(Figure record extracts)

**********

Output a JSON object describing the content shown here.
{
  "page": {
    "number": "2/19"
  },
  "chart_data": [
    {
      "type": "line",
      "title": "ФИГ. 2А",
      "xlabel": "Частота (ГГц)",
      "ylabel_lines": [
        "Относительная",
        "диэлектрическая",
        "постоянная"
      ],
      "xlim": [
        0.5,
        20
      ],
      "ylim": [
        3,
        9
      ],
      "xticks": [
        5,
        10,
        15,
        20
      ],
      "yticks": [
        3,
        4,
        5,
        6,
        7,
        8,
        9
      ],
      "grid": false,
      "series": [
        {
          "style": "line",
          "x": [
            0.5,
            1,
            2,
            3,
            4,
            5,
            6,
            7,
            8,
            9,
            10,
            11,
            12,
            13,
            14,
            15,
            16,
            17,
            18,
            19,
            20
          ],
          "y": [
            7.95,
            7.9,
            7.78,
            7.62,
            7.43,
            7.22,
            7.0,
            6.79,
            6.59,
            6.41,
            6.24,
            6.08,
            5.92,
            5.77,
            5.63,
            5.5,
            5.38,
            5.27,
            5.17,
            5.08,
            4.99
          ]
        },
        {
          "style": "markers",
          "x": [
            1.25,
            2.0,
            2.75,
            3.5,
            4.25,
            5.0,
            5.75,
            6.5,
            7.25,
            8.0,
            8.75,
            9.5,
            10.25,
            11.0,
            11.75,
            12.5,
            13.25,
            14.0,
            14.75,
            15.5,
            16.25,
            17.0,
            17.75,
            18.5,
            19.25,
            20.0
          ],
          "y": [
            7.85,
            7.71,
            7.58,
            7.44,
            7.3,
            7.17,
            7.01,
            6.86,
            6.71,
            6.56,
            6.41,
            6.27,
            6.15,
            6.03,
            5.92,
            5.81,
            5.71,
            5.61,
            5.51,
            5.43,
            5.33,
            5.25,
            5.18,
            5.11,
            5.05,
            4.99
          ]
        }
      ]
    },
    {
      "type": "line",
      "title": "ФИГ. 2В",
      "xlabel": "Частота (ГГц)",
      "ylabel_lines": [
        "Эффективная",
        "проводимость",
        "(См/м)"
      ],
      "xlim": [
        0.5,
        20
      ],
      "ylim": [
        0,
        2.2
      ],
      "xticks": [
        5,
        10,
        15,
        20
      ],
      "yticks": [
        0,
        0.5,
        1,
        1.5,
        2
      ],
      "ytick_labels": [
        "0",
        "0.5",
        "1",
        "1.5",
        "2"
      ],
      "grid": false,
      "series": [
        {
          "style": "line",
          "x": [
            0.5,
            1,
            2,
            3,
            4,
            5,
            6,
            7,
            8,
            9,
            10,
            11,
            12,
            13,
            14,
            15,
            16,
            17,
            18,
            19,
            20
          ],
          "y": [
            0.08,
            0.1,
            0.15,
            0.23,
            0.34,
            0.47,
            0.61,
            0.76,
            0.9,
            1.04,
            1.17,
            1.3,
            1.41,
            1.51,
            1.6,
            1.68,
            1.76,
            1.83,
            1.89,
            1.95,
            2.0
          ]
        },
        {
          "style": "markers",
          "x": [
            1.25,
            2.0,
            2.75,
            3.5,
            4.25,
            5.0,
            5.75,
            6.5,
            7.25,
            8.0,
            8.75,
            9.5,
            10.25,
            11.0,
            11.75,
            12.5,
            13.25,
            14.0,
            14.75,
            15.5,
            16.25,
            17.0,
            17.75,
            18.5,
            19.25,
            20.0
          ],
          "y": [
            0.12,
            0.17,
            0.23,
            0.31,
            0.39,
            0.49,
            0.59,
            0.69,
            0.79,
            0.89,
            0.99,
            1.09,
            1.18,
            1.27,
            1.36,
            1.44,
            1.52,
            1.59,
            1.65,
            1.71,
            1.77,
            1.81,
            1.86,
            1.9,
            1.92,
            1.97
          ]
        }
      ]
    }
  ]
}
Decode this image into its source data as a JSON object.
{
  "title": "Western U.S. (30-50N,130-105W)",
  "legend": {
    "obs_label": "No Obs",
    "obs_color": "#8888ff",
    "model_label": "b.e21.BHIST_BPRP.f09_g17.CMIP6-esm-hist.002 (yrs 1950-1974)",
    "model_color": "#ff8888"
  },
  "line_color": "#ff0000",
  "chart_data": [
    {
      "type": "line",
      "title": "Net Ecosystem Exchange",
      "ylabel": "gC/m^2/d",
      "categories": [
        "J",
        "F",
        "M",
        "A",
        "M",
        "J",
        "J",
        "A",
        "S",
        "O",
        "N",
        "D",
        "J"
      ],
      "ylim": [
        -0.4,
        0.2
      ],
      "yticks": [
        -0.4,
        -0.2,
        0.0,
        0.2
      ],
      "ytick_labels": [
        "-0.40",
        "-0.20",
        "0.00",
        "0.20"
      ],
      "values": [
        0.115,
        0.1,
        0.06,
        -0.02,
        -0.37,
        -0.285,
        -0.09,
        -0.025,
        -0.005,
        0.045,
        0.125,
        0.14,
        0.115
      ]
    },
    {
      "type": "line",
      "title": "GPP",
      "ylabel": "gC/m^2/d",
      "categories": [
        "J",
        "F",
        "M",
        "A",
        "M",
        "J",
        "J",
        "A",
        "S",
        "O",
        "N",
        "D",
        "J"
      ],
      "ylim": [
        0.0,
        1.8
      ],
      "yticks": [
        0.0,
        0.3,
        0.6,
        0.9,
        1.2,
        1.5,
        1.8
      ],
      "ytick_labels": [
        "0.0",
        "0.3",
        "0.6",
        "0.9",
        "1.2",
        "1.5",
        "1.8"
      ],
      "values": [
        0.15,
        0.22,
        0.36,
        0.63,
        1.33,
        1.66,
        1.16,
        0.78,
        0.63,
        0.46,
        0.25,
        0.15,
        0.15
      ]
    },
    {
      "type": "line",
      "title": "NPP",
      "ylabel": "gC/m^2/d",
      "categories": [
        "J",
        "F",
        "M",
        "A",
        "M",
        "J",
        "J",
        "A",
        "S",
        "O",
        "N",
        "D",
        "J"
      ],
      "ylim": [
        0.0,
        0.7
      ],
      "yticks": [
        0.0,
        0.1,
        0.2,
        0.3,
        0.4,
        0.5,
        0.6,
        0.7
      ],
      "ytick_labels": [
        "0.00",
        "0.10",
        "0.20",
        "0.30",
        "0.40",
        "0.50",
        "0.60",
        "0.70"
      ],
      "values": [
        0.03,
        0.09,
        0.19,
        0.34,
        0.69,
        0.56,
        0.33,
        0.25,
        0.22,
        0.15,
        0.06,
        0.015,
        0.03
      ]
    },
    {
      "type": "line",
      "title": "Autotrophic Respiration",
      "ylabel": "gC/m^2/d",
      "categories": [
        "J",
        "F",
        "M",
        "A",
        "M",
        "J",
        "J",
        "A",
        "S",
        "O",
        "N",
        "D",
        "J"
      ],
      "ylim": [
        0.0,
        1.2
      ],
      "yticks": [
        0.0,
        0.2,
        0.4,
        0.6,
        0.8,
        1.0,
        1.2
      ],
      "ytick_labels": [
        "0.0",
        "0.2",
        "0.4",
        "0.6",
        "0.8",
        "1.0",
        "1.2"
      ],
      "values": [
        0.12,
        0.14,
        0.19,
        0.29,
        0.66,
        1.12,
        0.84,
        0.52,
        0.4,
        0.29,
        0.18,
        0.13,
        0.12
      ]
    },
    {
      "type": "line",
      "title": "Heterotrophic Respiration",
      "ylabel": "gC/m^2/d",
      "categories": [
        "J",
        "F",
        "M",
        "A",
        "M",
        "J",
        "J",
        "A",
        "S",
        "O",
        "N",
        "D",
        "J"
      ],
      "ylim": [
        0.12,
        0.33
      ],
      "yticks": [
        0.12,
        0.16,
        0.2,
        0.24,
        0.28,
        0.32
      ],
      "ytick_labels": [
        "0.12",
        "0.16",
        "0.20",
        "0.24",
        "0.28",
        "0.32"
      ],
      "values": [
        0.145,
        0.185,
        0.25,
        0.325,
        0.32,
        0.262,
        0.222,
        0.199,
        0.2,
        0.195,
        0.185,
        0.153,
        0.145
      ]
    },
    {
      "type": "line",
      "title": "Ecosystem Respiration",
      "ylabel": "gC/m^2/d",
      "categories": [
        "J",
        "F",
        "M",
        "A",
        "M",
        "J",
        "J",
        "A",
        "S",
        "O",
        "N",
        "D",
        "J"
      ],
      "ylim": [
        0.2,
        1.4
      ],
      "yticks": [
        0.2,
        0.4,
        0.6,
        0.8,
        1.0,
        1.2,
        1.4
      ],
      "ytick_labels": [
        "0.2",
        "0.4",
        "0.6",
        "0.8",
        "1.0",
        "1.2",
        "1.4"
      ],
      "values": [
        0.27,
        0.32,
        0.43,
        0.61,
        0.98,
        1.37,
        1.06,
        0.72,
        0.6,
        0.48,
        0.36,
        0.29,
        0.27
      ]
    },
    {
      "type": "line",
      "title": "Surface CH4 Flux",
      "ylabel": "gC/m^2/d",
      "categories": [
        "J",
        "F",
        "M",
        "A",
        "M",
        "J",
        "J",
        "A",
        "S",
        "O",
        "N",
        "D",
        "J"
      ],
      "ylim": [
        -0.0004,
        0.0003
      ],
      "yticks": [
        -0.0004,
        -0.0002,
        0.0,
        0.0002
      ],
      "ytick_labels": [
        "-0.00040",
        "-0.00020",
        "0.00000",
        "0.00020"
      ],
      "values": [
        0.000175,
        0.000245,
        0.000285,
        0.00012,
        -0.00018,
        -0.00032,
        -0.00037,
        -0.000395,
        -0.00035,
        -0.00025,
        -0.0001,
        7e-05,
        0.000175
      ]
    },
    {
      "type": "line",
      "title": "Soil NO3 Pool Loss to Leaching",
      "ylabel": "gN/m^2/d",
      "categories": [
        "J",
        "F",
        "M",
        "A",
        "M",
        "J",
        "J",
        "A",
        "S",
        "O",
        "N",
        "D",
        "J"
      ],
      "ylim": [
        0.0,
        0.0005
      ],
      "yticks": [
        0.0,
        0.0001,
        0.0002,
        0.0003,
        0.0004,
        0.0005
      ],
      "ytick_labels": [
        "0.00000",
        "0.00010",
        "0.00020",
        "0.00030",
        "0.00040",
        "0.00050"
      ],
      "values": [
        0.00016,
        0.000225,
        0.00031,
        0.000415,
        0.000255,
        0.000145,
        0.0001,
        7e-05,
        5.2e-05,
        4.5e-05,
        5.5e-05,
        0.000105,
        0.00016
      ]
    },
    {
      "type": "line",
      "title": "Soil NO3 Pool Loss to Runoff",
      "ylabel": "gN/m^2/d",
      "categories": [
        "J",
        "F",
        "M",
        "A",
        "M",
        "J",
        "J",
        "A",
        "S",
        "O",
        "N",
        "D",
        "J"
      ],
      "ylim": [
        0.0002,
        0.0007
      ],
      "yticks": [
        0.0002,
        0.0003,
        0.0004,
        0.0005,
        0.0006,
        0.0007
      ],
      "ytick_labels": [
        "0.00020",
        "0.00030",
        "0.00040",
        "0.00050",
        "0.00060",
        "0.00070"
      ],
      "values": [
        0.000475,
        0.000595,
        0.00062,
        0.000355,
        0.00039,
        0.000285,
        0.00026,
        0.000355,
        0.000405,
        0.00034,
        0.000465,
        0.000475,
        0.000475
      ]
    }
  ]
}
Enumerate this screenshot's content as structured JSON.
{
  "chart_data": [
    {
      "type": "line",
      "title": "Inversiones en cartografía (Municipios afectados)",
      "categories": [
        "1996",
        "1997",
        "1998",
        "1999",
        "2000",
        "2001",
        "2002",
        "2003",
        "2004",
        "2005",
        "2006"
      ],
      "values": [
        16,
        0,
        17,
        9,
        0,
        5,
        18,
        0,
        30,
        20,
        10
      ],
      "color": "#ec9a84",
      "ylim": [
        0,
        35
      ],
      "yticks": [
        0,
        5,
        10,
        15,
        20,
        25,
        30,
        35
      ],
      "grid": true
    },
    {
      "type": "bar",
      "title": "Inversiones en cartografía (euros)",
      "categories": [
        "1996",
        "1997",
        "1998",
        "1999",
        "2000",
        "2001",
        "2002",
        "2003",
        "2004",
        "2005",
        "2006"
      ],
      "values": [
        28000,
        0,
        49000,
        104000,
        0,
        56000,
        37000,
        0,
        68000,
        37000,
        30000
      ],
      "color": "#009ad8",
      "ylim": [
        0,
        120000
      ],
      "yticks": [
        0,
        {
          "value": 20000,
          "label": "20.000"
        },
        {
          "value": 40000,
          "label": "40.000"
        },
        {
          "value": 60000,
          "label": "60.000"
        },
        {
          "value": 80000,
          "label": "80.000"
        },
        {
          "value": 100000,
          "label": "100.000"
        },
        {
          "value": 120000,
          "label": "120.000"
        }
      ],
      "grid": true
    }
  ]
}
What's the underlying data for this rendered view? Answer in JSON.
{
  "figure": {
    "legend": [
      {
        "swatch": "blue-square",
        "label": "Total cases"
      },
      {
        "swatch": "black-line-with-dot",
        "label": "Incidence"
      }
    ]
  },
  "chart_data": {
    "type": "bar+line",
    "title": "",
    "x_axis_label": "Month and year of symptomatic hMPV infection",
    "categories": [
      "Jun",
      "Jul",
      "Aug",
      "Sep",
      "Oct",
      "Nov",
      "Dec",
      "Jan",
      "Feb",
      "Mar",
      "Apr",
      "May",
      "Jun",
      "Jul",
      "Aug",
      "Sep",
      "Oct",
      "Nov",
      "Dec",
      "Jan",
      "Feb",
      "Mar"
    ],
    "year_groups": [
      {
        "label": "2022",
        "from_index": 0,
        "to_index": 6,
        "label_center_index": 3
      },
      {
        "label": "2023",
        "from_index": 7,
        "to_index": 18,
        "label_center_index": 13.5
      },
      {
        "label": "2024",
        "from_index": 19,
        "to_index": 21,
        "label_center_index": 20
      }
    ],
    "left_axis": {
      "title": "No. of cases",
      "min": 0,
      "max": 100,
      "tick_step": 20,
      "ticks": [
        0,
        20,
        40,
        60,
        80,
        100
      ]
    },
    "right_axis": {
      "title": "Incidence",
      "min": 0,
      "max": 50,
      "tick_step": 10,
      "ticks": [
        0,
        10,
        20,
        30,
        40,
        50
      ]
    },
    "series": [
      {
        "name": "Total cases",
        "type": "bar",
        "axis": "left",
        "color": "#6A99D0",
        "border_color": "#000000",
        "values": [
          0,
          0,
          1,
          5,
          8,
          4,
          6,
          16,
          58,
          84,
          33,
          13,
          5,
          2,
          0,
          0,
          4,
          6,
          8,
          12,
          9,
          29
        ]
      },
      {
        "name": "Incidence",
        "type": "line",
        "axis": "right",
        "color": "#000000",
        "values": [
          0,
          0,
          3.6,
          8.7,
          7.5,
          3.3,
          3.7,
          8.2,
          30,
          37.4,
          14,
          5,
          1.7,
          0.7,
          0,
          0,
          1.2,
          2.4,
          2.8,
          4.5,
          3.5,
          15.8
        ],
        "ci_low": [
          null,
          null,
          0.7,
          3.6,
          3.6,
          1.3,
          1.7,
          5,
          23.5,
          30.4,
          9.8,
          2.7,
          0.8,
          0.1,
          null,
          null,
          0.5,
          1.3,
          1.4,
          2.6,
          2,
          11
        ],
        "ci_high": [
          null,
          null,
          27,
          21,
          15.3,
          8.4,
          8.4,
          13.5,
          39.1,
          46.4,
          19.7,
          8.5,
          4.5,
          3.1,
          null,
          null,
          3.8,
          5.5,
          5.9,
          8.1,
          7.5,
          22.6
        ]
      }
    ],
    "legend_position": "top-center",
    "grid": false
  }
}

**********

• [GIVEN REQUEST]: In the records above, how many lines include "cartografía"? Give that number and nothing more.

• [TASK ANSWER]: 2